(Some rows)

═══

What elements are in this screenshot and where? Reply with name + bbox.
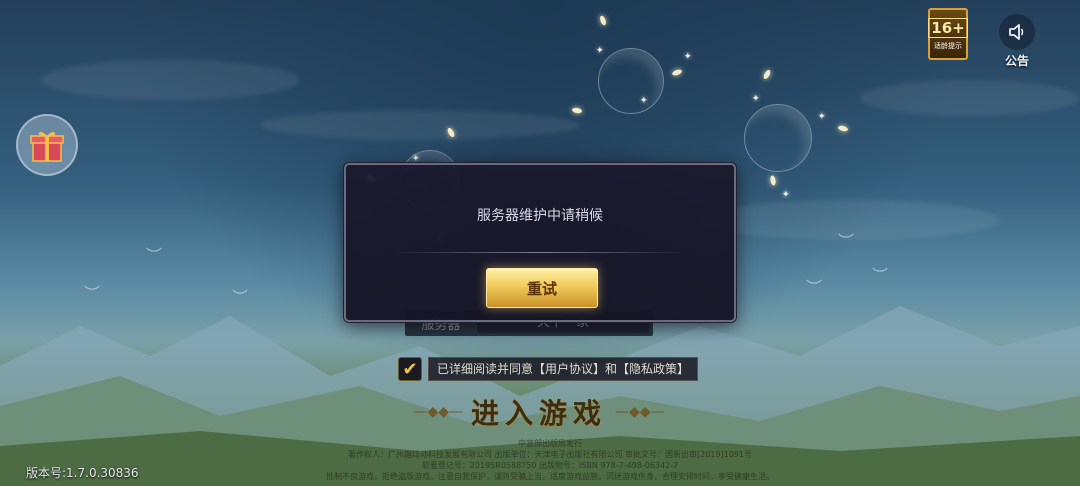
bird-icon: ︶ [838,232,855,251]
gift-button[interactable] [16,114,78,176]
gift-icon [30,131,64,162]
maintenance-dialog: 服务器维护中请稍候 重试 [344,163,736,322]
bird-icon: ︶ [872,266,889,285]
bird-icon: ︶ [146,246,163,265]
dialog-message: 服务器维护中请稍候 [477,208,603,224]
bird-icon: ︶ [84,284,101,303]
ornament-right-icon: —◆◆— [615,404,665,420]
enter-game-label: 进入游戏 [470,397,607,430]
retry-button[interactable]: 重试 [486,268,598,308]
enter-game-button[interactable]: —◆◆— 进入游戏 —◆◆— [410,392,668,432]
agreement-checkbox[interactable]: ✔ [398,357,422,381]
legal-line: 著作权人：广州趣炫动科技发展有限公司 出版单位：天津电子出版社有限公司 审批文号… [347,450,753,459]
age-rating-label: 适龄提示 [934,41,962,50]
checkmark-icon: ✔ [402,358,418,380]
legal-line: 中宣部出版局发行 [518,439,582,448]
notice-button[interactable]: 公告 [994,14,1040,69]
legal-line: 软著登记号：2019SR0588750 出版物号：ISBN 978-7-498-… [421,461,679,470]
age-rating-badge[interactable]: 16+ 适龄提示 [928,8,968,60]
legal-line: 抵制不良游戏，拒绝盗版游戏。注意自我保护，谨防受骗上当。适度游戏益脑，沉迷游戏伤… [326,472,774,481]
bird-icon: ︶ [232,288,249,307]
version-number: 版本号:1.7.0.30836 [26,466,139,480]
notice-label: 公告 [1004,54,1029,68]
agreement-text[interactable]: 已详细阅读并同意【用户协议】和【隐私政策】 [428,357,699,381]
speaker-icon [999,14,1035,50]
agreement-row: ✔ 已详细阅读并同意【用户协议】和【隐私政策】 [398,356,699,382]
dialog-divider [394,252,686,253]
bird-icon: ︶ [806,278,823,297]
ornament-left-icon: —◆◆— [413,404,463,420]
age-rating-value: 16+ [928,17,968,38]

═══

* What the task requires *
Report every row above that contains the string "用户协议", copying each such row in full.

* Response to the task *
agreement-text[interactable]: 已详细阅读并同意【用户协议】和【隐私政策】 [428,357,699,381]
agreement-row: ✔ 已详细阅读并同意【用户协议】和【隐私政策】 [398,356,699,382]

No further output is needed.